WHAT IS ASKED: Work out how many lines contain "Divine". Reply with the count alone.

DATASET ENTRIES:
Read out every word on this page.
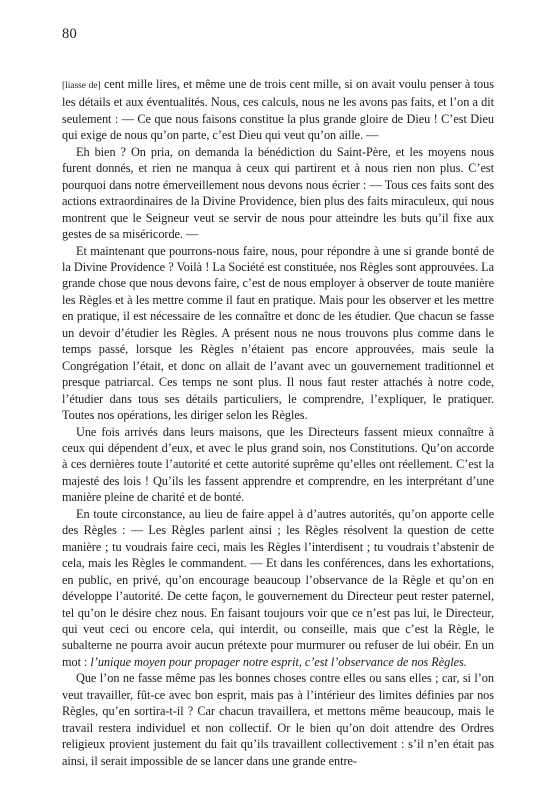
80

[liasse de] cent mille lires, et même une de trois cent mille, si on avait voulu penser à tous les détails et aux éventualités. Nous, ces calculs, nous ne les avons pas faits, et l’on a dit seulement : — Ce que nous faisons constitue la plus grande gloire de Dieu ! C’est Dieu qui exige de nous qu’on parte, c’est Dieu qui veut qu’on aille. —

Eh bien ? On pria, on demanda la bénédiction du Saint-Père, et les moyens nous furent donnés, et rien ne manqua à ceux qui partirent et à nous rien non plus. C’est pourquoi dans notre émerveillement nous devons nous écrier : — Tous ces faits sont des actions extraordinaires de la Divine Providence, bien plus des faits miraculeux, qui nous montrent que le Seigneur veut se servir de nous pour atteindre les buts qu’il fixe aux gestes de sa miséricorde. —

Et maintenant que pourrons-nous faire, nous, pour répondre à une si grande bonté de la Divine Providence ? Voilà ! La Société est constituée, nos Règles sont approuvées. La grande chose que nous devons faire, c’est de nous employer à observer de toute manière les Règles et à les mettre comme il faut en pratique. Mais pour les observer et les mettre en pratique, il est nécessaire de les connaître et donc de les étudier. Que chacun se fasse un devoir d’étudier les Règles. A présent nous ne nous trouvons plus comme dans le temps passé, lorsque les Règles n’étaient pas encore approuvées, mais seule la Congrégation l’était, et donc on allait de l’avant avec un gouvernement traditionnel et presque patriarcal. Ces temps ne sont plus. Il nous faut rester attachés à notre code, l’étudier dans tous ses détails particuliers, le comprendre, l’expliquer, le pratiquer. Toutes nos opérations, les diriger selon les Règles.

Une fois arrivés dans leurs maisons, que les Directeurs fassent mieux connaître à ceux qui dépendent d’eux, et avec le plus grand soin, nos Constitutions. Qu’on accorde à ces dernières toute l’autorité et cette autorité suprême qu’elles ont réellement. C’est la majesté des lois ! Qu’ils les fassent apprendre et comprendre, en les interprétant d’une manière pleine de charité et de bonté.

En toute circonstance, au lieu de faire appel à d’autres autorités, qu’on apporte celle des Règles : — Les Règles parlent ainsi ; les Règles résolvent la question de cette manière ; tu voudrais faire ceci, mais les Règles l’interdisent ; tu voudrais t’abstenir de cela, mais les Règles le commandent. — Et dans les conférences, dans les exhortations, en public, en privé, qu’on encourage beaucoup l’observance de la Règle et qu’on en développe l’autorité. De cette façon, le gouvernement du Directeur peut rester paternel, tel qu’on le désire chez nous. En faisant toujours voir que ce n’est pas lui, le Directeur, qui veut ceci ou encore cela, qui interdit, ou conseille, mais que c’est la Règle, le subalterne ne pourra avoir aucun prétexte pour murmurer ou refuser de lui obéir. En un mot : l’unique moyen pour propager notre esprit, c’est l’observance de nos Règles.

Que l’on ne fasse même pas les bonnes choses contre elles ou sans elles ; car, si l’on veut travailler, fût-ce avec bon esprit, mais pas à l’intérieur des limites définies par nos Règles, qu’en sortira-t-il ? Car chacun travaillera, et mettons même beaucoup, mais le travail restera individuel et non collectif. Or le bien qu’on doit attendre des Ordres religieux provient justement du fait qu’ils travaillent collectivement : s’il n’en était pas ainsi, il serait impossible de se lancer dans une grande entre-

ANSWER FOR THE TASK: 2